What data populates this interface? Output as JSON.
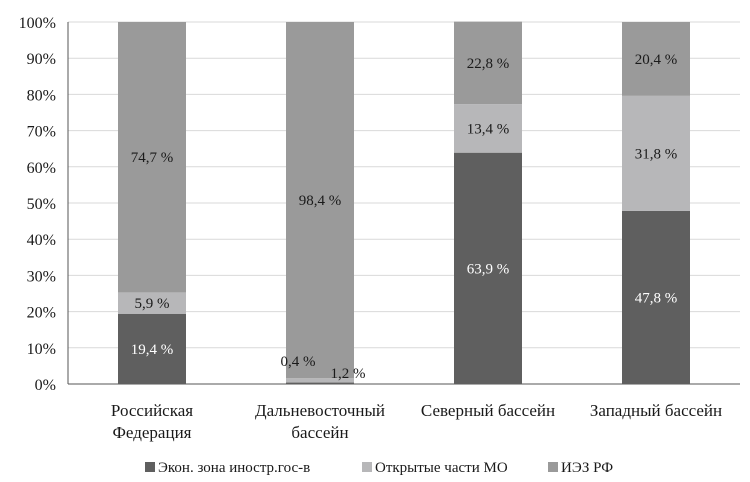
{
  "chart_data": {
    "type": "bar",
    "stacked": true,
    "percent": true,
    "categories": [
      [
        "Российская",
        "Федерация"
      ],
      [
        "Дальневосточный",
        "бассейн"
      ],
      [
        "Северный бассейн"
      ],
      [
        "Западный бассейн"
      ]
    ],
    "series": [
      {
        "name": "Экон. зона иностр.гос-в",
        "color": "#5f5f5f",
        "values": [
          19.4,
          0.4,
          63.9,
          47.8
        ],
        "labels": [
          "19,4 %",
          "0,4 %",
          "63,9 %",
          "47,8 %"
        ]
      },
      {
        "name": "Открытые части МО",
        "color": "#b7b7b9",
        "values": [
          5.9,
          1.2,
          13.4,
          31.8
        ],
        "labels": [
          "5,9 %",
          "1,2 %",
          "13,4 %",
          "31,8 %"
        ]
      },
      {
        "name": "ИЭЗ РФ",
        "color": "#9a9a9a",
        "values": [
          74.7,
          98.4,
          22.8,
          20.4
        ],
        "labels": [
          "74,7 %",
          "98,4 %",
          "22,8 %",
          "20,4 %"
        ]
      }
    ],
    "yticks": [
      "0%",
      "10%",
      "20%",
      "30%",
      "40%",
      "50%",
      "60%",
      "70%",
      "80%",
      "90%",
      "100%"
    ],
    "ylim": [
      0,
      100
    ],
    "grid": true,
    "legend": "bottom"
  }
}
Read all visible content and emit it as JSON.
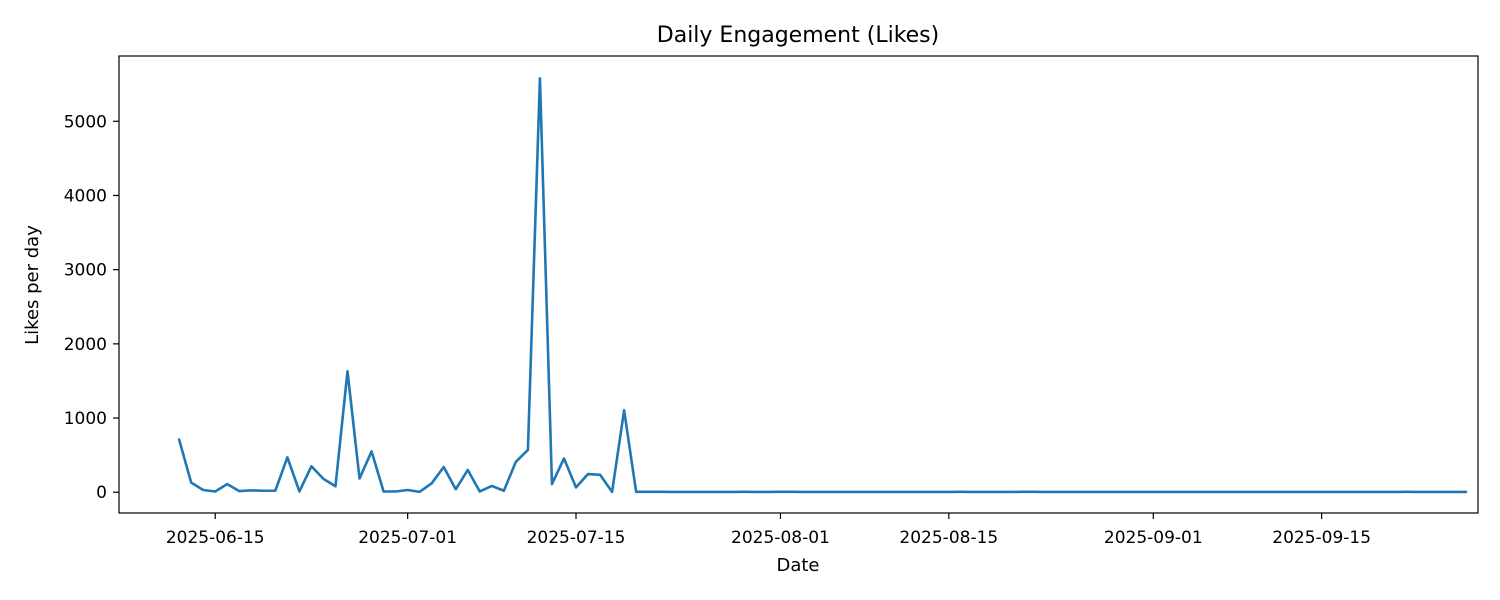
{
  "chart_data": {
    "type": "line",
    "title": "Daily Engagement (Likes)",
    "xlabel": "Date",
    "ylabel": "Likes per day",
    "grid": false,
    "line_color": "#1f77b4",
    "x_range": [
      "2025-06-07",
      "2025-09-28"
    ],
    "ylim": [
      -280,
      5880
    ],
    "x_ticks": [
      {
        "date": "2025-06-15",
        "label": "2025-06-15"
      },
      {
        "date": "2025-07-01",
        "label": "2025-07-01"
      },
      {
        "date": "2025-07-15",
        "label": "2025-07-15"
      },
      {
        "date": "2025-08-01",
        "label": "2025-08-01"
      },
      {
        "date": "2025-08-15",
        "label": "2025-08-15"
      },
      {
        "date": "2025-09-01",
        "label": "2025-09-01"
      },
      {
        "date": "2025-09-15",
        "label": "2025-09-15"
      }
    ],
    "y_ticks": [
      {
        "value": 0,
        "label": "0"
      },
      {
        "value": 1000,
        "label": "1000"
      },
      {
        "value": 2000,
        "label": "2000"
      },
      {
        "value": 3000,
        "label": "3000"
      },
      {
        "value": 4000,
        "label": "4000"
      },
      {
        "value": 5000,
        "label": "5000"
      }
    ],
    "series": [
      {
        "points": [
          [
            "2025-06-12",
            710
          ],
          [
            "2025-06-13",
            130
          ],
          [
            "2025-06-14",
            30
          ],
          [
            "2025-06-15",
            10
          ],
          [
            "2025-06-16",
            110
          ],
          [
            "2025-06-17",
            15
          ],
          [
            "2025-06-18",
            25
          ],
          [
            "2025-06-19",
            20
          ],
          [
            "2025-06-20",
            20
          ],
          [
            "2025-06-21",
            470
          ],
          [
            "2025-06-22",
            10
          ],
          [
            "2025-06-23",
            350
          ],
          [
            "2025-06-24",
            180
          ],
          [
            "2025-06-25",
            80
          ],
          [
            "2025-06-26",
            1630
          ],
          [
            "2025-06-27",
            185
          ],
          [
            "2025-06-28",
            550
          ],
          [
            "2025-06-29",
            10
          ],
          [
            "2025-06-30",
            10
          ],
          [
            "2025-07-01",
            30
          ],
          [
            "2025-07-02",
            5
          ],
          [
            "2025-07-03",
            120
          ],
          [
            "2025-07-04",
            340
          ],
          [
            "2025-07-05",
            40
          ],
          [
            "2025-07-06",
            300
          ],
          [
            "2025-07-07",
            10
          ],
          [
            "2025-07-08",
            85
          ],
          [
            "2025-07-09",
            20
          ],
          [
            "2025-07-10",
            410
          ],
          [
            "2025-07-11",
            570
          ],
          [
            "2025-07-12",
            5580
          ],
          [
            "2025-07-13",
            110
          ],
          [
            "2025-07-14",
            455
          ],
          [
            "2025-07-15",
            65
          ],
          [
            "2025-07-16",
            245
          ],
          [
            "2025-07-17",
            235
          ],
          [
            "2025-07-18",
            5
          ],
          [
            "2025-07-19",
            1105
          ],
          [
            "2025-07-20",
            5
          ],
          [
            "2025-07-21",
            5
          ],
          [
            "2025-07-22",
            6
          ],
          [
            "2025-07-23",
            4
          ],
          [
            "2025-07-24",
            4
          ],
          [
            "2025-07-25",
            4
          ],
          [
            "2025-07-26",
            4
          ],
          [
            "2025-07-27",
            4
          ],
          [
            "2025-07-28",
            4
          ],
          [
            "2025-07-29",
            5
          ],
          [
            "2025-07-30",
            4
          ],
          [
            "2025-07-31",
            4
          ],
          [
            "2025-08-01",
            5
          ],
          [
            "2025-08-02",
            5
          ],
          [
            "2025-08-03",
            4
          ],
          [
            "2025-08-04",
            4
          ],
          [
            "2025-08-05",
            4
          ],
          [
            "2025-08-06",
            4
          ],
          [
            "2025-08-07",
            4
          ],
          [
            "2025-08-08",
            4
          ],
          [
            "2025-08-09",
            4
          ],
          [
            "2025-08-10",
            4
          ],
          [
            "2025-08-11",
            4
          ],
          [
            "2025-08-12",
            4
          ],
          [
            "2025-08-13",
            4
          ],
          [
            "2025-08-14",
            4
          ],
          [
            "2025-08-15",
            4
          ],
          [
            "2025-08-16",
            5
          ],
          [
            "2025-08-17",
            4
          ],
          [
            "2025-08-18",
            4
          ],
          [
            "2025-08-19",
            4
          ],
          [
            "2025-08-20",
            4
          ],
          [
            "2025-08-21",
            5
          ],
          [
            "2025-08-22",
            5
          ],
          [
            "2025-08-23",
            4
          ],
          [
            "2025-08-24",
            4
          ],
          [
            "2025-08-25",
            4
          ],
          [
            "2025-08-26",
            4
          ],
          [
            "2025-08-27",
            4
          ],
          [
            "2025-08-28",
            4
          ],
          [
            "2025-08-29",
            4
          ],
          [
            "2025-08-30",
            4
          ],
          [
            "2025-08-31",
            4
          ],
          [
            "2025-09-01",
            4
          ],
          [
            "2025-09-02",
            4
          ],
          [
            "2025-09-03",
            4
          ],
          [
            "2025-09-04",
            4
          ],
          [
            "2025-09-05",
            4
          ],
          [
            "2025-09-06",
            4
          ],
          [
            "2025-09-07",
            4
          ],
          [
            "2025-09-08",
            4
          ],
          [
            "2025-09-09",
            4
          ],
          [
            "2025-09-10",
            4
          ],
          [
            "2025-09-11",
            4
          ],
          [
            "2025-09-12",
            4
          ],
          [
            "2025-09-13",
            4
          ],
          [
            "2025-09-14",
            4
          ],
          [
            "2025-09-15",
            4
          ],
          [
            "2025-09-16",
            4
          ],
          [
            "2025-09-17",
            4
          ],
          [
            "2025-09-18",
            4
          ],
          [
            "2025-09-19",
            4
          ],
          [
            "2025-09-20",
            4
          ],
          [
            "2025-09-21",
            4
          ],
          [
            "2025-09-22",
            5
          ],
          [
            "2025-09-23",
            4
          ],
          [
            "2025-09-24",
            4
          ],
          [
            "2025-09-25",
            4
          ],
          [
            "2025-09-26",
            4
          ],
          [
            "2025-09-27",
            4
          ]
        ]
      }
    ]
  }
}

> **REQUIREMENT**
The records shown above are to be repeated exactly, with the pictures left out.

> **THE SOLUTION**
What data populates this interface? Output as JSON.
{
  "chart_data": {
    "type": "bar",
    "stacked": true,
    "percent": true,
    "categories": [
      [
        "Российская",
        "Федерация"
      ],
      [
        "Дальневосточный",
        "бассейн"
      ],
      [
        "Северный бассейн"
      ],
      [
        "Западный бассейн"
      ]
    ],
    "series": [
      {
        "name": "Экон. зона иностр.гос-в",
        "color": "#5f5f5f",
        "values": [
          19.4,
          0.4,
          63.9,
          47.8
        ],
        "labels": [
          "19,4 %",
          "0,4 %",
          "63,9 %",
          "47,8 %"
        ]
      },
      {
        "name": "Открытые части МО",
        "color": "#b7b7b9",
        "values": [
          5.9,
          1.2,
          13.4,
          31.8
        ],
        "labels": [
          "5,9 %",
          "1,2 %",
          "13,4 %",
          "31,8 %"
        ]
      },
      {
        "name": "ИЭЗ РФ",
        "color": "#9a9a9a",
        "values": [
          74.7,
          98.4,
          22.8,
          20.4
        ],
        "labels": [
          "74,7 %",
          "98,4 %",
          "22,8 %",
          "20,4 %"
        ]
      }
    ],
    "yticks": [
      "0%",
      "10%",
      "20%",
      "30%",
      "40%",
      "50%",
      "60%",
      "70%",
      "80%",
      "90%",
      "100%"
    ],
    "ylim": [
      0,
      100
    ],
    "grid": true,
    "legend": "bottom"
  }
}
Read all visible content and emit it as JSON.
{
  "chart_data": {
    "type": "line",
    "title": "Daily Engagement (Likes)",
    "xlabel": "Date",
    "ylabel": "Likes per day",
    "grid": false,
    "line_color": "#1f77b4",
    "x_range": [
      "2025-06-07",
      "2025-09-28"
    ],
    "ylim": [
      -280,
      5880
    ],
    "x_ticks": [
      {
        "date": "2025-06-15",
        "label": "2025-06-15"
      },
      {
        "date": "2025-07-01",
        "label": "2025-07-01"
      },
      {
        "date": "2025-07-15",
        "label": "2025-07-15"
      },
      {
        "date": "2025-08-01",
        "label": "2025-08-01"
      },
      {
        "date": "2025-08-15",
        "label": "2025-08-15"
      },
      {
        "date": "2025-09-01",
        "label": "2025-09-01"
      },
      {
        "date": "2025-09-15",
        "label": "2025-09-15"
      }
    ],
    "y_ticks": [
      {
        "value": 0,
        "label": "0"
      },
      {
        "value": 1000,
        "label": "1000"
      },
      {
        "value": 2000,
        "label": "2000"
      },
      {
        "value": 3000,
        "label": "3000"
      },
      {
        "value": 4000,
        "label": "4000"
      },
      {
        "value": 5000,
        "label": "5000"
      }
    ],
    "series": [
      {
        "points": [
          [
            "2025-06-12",
            710
          ],
          [
            "2025-06-13",
            130
          ],
          [
            "2025-06-14",
            30
          ],
          [
            "2025-06-15",
            10
          ],
          [
            "2025-06-16",
            110
          ],
          [
            "2025-06-17",
            15
          ],
          [
            "2025-06-18",
            25
          ],
          [
            "2025-06-19",
            20
          ],
          [
            "2025-06-20",
            20
          ],
          [
            "2025-06-21",
            470
          ],
          [
            "2025-06-22",
            10
          ],
          [
            "2025-06-23",
            350
          ],
          [
            "2025-06-24",
            180
          ],
          [
            "2025-06-25",
            80
          ],
          [
            "2025-06-26",
            1630
          ],
          [
            "2025-06-27",
            185
          ],
          [
            "2025-06-28",
            550
          ],
          [
            "2025-06-29",
            10
          ],
          [
            "2025-06-30",
            10
          ],
          [
            "2025-07-01",
            30
          ],
          [
            "2025-07-02",
            5
          ],
          [
            "2025-07-03",
            120
          ],
          [
            "2025-07-04",
            340
          ],
          [
            "2025-07-05",
            40
          ],
          [
            "2025-07-06",
            300
          ],
          [
            "2025-07-07",
            10
          ],
          [
            "2025-07-08",
            85
          ],
          [
            "2025-07-09",
            20
          ],
          [
            "2025-07-10",
            410
          ],
          [
            "2025-07-11",
            570
          ],
          [
            "2025-07-12",
            5580
          ],
          [
            "2025-07-13",
            110
          ],
          [
            "2025-07-14",
            455
          ],
          [
            "2025-07-15",
            65
          ],
          [
            "2025-07-16",
            245
          ],
          [
            "2025-07-17",
            235
          ],
          [
            "2025-07-18",
            5
          ],
          [
            "2025-07-19",
            1105
          ],
          [
            "2025-07-20",
            5
          ],
          [
            "2025-07-21",
            5
          ],
          [
            "2025-07-22",
            6
          ],
          [
            "2025-07-23",
            4
          ],
          [
            "2025-07-24",
            4
          ],
          [
            "2025-07-25",
            4
          ],
          [
            "2025-07-26",
            4
          ],
          [
            "2025-07-27",
            4
          ],
          [
            "2025-07-28",
            4
          ],
          [
            "2025-07-29",
            5
          ],
          [
            "2025-07-30",
            4
          ],
          [
            "2025-07-31",
            4
          ],
          [
            "2025-08-01",
            5
          ],
          [
            "2025-08-02",
            5
          ],
          [
            "2025-08-03",
            4
          ],
          [
            "2025-08-04",
            4
          ],
          [
            "2025-08-05",
            4
          ],
          [
            "2025-08-06",
            4
          ],
          [
            "2025-08-07",
            4
          ],
          [
            "2025-08-08",
            4
          ],
          [
            "2025-08-09",
            4
          ],
          [
            "2025-08-10",
            4
          ],
          [
            "2025-08-11",
            4
          ],
          [
            "2025-08-12",
            4
          ],
          [
            "2025-08-13",
            4
          ],
          [
            "2025-08-14",
            4
          ],
          [
            "2025-08-15",
            4
          ],
          [
            "2025-08-16",
            5
          ],
          [
            "2025-08-17",
            4
          ],
          [
            "2025-08-18",
            4
          ],
          [
            "2025-08-19",
            4
          ],
          [
            "2025-08-20",
            4
          ],
          [
            "2025-08-21",
            5
          ],
          [
            "2025-08-22",
            5
          ],
          [
            "2025-08-23",
            4
          ],
          [
            "2025-08-24",
            4
          ],
          [
            "2025-08-25",
            4
          ],
          [
            "2025-08-26",
            4
          ],
          [
            "2025-08-27",
            4
          ],
          [
            "2025-08-28",
            4
          ],
          [
            "2025-08-29",
            4
          ],
          [
            "2025-08-30",
            4
          ],
          [
            "2025-08-31",
            4
          ],
          [
            "2025-09-01",
            4
          ],
          [
            "2025-09-02",
            4
          ],
          [
            "2025-09-03",
            4
          ],
          [
            "2025-09-04",
            4
          ],
          [
            "2025-09-05",
            4
          ],
          [
            "2025-09-06",
            4
          ],
          [
            "2025-09-07",
            4
          ],
          [
            "2025-09-08",
            4
          ],
          [
            "2025-09-09",
            4
          ],
          [
            "2025-09-10",
            4
          ],
          [
            "2025-09-11",
            4
          ],
          [
            "2025-09-12",
            4
          ],
          [
            "2025-09-13",
            4
          ],
          [
            "2025-09-14",
            4
          ],
          [
            "2025-09-15",
            4
          ],
          [
            "2025-09-16",
            4
          ],
          [
            "2025-09-17",
            4
          ],
          [
            "2025-09-18",
            4
          ],
          [
            "2025-09-19",
            4
          ],
          [
            "2025-09-20",
            4
          ],
          [
            "2025-09-21",
            4
          ],
          [
            "2025-09-22",
            5
          ],
          [
            "2025-09-23",
            4
          ],
          [
            "2025-09-24",
            4
          ],
          [
            "2025-09-25",
            4
          ],
          [
            "2025-09-26",
            4
          ],
          [
            "2025-09-27",
            4
          ]
        ]
      }
    ]
  }
}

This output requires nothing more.